─── Data listing ───
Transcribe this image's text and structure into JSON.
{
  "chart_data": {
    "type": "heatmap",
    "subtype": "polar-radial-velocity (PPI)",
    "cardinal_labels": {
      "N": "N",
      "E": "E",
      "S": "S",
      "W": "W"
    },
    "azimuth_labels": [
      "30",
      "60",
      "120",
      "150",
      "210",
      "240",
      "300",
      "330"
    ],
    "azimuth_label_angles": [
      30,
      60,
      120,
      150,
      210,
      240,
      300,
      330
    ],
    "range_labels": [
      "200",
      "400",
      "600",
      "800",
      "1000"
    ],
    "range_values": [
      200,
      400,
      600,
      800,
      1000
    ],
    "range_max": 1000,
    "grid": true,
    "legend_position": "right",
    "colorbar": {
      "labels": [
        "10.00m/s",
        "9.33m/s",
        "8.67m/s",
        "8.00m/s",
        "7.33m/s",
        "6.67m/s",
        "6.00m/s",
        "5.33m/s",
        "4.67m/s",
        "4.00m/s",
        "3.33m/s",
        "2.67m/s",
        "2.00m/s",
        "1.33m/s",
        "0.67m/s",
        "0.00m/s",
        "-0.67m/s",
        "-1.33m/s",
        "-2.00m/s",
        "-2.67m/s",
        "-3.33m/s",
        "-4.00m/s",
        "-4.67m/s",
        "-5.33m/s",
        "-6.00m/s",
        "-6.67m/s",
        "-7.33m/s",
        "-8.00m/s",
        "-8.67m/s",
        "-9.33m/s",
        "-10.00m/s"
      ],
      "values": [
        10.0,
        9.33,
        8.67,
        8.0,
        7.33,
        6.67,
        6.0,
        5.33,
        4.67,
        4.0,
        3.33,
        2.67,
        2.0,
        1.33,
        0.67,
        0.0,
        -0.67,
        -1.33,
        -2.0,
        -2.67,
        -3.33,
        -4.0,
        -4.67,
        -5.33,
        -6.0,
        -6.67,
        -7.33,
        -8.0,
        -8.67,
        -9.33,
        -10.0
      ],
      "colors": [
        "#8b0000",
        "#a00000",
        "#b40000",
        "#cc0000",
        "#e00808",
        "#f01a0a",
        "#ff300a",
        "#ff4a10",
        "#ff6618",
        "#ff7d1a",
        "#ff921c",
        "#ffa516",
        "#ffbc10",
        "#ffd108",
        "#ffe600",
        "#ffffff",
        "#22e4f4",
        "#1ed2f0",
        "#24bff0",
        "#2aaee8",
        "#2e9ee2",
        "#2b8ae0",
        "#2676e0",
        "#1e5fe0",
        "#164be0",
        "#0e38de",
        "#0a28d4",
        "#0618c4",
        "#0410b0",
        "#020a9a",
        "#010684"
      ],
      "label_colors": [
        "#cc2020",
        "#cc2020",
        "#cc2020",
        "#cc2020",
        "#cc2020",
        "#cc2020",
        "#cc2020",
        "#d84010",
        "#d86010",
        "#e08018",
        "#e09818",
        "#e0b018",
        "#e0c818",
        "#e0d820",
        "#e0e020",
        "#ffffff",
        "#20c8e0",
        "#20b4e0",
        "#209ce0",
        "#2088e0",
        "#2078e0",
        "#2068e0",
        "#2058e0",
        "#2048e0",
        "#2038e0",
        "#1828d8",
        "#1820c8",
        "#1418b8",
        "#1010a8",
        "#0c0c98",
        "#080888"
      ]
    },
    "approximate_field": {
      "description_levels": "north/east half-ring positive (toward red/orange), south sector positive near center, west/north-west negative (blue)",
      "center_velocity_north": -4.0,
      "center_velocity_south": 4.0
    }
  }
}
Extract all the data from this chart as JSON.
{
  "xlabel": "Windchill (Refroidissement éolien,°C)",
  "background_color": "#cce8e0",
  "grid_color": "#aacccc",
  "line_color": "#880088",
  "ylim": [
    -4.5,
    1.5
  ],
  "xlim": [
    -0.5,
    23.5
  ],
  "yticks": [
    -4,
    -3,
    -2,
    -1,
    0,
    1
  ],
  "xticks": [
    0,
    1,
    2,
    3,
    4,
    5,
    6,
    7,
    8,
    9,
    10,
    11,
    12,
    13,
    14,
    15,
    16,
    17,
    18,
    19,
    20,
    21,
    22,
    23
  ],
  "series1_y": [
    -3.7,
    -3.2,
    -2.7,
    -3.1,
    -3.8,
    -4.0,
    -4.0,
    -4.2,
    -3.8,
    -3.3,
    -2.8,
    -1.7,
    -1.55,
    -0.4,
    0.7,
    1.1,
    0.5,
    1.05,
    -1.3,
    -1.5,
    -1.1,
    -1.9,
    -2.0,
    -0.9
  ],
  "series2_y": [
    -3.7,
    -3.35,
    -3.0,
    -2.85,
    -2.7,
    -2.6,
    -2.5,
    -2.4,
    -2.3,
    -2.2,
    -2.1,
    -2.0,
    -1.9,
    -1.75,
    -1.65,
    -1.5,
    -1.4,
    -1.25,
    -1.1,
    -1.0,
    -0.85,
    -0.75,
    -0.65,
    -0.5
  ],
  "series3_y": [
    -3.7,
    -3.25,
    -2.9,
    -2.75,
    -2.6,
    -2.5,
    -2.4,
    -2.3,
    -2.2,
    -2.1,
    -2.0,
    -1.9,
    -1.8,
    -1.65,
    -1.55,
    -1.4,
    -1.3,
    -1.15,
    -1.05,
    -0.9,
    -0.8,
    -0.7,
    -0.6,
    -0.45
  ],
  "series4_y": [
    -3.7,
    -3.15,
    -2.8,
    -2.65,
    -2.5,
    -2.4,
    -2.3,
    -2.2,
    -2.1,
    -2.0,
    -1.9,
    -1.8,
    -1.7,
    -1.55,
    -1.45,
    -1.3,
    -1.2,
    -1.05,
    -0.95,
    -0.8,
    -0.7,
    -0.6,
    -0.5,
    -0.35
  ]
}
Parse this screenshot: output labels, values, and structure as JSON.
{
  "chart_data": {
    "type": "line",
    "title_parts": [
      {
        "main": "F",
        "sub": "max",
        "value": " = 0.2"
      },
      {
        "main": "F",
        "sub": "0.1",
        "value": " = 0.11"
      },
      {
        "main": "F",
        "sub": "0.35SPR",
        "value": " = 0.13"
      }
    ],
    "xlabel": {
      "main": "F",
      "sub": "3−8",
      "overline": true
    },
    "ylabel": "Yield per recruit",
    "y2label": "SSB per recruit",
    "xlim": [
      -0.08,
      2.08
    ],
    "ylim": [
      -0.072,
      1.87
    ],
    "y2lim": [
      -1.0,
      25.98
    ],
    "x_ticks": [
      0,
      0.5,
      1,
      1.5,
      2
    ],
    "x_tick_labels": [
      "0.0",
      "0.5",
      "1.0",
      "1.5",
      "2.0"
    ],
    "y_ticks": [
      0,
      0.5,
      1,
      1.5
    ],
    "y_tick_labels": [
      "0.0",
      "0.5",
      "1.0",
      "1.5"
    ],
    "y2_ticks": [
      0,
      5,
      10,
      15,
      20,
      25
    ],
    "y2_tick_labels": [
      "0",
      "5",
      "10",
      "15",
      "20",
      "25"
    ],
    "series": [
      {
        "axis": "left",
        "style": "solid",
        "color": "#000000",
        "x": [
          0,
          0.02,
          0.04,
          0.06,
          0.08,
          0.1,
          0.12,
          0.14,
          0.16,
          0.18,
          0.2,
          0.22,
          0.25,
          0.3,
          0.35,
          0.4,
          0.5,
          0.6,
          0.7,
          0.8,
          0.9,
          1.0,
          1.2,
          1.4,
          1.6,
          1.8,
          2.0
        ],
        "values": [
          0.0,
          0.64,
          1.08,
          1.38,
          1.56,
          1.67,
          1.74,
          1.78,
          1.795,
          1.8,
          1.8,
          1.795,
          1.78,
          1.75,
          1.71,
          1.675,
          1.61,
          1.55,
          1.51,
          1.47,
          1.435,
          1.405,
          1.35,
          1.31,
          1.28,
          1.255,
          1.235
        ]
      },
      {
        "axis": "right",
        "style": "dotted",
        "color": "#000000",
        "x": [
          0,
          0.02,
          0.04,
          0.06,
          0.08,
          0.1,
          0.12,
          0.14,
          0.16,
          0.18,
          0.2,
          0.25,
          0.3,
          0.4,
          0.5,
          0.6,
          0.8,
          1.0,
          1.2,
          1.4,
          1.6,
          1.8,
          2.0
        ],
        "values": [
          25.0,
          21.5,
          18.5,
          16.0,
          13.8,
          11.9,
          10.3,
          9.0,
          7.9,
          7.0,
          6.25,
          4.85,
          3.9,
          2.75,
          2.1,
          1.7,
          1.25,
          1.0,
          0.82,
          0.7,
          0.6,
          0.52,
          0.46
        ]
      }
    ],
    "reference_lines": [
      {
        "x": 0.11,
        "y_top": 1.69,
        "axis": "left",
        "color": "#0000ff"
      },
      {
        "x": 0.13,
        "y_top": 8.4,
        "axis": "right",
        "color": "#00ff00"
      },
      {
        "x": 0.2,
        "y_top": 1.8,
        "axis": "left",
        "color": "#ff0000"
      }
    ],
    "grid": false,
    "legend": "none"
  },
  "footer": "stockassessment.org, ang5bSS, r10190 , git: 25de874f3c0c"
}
───
Exercise =>
What is the number of lines in the records that contain the word "structure"? Answer with the number and nothing else.

Task solution =>
2